(begin)
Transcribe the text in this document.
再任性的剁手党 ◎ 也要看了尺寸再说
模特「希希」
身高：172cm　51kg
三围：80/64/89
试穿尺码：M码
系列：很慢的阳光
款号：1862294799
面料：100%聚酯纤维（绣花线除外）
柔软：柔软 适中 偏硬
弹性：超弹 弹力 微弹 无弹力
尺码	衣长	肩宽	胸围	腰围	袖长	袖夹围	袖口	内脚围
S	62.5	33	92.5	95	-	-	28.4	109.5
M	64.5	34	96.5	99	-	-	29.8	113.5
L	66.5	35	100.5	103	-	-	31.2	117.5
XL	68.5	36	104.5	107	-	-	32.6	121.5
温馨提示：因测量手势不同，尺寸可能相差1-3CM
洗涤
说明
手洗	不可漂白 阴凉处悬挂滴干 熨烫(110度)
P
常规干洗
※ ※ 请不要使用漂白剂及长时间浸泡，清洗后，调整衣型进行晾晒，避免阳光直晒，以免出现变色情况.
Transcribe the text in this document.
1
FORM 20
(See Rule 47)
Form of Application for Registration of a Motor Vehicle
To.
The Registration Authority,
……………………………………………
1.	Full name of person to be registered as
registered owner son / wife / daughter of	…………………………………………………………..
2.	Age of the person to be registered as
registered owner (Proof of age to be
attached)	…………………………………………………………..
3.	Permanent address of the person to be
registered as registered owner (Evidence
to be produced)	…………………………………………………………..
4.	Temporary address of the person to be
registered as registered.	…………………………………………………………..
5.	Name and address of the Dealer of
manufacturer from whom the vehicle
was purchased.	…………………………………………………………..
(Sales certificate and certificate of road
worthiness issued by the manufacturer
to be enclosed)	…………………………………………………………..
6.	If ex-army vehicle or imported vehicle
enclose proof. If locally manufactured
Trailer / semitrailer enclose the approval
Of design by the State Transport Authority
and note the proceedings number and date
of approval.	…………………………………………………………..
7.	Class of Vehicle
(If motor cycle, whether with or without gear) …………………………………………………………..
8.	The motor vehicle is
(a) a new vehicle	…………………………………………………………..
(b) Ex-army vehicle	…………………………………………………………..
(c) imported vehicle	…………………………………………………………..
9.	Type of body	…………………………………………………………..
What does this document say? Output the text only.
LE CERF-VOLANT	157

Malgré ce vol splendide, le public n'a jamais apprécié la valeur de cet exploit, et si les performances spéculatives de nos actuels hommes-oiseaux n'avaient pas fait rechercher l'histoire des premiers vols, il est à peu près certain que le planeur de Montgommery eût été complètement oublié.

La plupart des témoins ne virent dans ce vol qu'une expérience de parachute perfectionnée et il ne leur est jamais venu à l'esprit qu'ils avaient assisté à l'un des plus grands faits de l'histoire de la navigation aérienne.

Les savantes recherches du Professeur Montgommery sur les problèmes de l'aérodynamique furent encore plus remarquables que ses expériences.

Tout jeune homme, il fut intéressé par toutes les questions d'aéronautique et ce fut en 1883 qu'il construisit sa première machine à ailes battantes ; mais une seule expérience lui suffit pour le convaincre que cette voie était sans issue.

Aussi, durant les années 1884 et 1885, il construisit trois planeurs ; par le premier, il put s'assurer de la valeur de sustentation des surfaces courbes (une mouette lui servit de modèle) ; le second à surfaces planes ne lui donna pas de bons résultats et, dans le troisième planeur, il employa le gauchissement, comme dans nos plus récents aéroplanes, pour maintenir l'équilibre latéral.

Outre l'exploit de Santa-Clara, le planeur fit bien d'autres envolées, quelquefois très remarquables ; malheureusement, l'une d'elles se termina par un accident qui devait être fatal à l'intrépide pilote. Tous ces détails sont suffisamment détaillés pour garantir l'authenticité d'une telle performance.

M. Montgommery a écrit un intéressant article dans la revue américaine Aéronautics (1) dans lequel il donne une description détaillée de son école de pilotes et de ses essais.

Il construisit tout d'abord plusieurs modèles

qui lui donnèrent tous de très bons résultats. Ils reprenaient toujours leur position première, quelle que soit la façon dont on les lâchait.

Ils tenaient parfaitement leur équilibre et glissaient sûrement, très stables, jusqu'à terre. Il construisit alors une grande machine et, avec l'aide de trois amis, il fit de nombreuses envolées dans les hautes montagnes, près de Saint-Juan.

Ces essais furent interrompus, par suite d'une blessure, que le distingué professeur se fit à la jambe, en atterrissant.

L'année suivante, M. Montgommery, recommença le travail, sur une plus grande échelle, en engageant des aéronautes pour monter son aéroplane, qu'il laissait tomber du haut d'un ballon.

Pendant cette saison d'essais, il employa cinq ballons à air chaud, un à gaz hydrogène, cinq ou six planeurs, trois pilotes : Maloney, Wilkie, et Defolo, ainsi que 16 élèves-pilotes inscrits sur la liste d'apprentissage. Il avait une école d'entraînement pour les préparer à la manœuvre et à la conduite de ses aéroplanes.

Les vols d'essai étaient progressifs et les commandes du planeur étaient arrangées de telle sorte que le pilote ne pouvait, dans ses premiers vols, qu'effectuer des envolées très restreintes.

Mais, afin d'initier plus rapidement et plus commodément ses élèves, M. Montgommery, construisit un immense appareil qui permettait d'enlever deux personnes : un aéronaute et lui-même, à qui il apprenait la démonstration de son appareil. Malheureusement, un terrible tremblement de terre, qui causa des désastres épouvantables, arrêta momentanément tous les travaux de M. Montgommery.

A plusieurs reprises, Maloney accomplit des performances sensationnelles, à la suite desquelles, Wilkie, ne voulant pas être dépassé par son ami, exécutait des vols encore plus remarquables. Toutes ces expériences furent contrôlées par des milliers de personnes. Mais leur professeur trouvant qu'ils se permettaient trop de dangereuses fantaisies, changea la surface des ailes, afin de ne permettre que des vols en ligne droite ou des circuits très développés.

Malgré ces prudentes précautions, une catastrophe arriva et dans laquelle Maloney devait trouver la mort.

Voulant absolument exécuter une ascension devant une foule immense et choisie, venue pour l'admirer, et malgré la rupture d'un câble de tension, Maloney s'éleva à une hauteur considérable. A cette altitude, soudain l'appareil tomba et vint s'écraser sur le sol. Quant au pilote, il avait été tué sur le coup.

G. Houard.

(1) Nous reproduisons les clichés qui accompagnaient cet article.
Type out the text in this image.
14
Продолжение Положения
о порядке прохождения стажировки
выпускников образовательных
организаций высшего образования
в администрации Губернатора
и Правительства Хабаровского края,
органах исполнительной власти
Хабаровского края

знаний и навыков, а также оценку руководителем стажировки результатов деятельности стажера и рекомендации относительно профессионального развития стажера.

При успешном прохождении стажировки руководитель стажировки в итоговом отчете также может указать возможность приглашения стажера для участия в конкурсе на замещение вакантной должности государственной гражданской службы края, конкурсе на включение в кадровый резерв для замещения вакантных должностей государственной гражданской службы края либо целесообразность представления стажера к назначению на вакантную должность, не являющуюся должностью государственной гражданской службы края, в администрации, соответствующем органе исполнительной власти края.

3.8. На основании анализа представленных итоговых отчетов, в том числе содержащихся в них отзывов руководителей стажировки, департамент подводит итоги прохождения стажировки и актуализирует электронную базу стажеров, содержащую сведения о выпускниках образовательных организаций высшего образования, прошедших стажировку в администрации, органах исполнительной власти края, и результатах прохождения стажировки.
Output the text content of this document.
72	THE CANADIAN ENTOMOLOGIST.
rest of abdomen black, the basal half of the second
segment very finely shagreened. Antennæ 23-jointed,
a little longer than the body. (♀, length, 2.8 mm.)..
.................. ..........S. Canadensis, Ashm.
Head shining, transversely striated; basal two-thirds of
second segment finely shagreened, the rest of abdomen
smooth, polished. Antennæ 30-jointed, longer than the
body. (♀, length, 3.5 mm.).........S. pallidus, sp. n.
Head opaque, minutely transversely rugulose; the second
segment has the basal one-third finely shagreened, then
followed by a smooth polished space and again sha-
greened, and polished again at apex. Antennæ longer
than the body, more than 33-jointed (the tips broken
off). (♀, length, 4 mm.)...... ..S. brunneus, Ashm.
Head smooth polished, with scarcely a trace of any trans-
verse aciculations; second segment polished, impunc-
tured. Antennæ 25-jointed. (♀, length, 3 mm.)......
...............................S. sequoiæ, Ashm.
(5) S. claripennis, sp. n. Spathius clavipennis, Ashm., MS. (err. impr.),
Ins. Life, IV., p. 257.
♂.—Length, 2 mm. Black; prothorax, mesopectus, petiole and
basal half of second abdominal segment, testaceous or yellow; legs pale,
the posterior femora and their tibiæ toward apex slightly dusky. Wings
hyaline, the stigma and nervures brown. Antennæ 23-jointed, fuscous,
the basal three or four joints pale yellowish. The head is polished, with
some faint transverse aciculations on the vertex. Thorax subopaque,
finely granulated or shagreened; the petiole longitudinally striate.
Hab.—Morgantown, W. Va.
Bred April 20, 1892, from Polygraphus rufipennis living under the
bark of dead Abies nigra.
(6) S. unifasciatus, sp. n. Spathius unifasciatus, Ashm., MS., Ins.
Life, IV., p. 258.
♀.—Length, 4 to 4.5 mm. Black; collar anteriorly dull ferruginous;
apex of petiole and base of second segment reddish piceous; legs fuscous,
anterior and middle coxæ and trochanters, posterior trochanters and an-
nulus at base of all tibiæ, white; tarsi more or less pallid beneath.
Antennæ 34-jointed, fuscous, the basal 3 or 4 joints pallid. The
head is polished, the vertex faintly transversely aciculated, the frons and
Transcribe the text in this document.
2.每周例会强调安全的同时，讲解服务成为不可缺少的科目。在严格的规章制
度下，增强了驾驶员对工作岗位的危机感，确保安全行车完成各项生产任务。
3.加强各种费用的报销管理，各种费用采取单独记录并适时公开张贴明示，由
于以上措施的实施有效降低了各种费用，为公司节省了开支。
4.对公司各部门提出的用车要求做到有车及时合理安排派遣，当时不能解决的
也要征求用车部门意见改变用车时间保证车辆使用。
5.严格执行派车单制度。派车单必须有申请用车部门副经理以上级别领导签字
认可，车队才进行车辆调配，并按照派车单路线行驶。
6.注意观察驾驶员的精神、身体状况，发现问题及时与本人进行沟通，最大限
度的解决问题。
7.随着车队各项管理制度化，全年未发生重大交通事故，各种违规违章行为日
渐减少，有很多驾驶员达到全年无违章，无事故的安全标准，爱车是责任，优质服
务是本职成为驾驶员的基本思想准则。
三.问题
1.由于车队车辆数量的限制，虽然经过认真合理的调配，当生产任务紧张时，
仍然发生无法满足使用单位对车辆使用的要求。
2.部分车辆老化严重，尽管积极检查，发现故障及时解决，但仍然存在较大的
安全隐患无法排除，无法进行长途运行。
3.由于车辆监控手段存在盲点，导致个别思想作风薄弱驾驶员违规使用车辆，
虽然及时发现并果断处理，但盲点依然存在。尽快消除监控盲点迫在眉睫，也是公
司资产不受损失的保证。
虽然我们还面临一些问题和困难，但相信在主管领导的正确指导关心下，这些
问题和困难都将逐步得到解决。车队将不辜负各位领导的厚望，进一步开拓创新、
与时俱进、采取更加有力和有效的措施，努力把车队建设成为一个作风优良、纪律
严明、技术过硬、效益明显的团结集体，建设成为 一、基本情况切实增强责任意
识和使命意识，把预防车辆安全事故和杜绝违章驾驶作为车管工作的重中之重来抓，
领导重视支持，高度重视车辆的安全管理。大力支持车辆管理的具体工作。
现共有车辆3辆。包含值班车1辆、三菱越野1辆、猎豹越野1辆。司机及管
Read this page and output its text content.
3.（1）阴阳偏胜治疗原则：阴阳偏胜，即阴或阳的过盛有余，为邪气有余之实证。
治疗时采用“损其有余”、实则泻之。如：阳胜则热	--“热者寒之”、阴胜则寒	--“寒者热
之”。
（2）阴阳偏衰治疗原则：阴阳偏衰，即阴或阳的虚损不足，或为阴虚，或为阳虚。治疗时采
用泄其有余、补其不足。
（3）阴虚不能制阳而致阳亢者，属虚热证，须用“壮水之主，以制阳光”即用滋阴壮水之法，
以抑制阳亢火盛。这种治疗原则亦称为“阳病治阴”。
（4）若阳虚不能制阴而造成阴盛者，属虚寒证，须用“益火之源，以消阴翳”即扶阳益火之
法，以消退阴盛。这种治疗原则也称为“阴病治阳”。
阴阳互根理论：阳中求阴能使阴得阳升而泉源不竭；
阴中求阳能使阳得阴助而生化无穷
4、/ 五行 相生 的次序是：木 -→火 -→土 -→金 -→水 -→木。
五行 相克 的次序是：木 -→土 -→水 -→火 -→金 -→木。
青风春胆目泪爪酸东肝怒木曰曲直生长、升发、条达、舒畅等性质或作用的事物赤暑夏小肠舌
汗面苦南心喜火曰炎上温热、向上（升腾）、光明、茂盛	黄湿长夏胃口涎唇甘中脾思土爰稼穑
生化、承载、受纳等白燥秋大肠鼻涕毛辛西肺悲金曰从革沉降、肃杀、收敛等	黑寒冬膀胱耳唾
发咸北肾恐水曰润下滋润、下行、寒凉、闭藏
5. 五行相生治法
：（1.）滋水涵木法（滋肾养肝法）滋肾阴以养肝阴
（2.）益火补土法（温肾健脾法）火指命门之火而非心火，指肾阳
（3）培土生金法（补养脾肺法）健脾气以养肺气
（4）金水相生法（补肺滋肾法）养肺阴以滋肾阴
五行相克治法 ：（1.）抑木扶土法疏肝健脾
(end)
Using the listing, say how many lines include the word "apex", and add nothing else.

3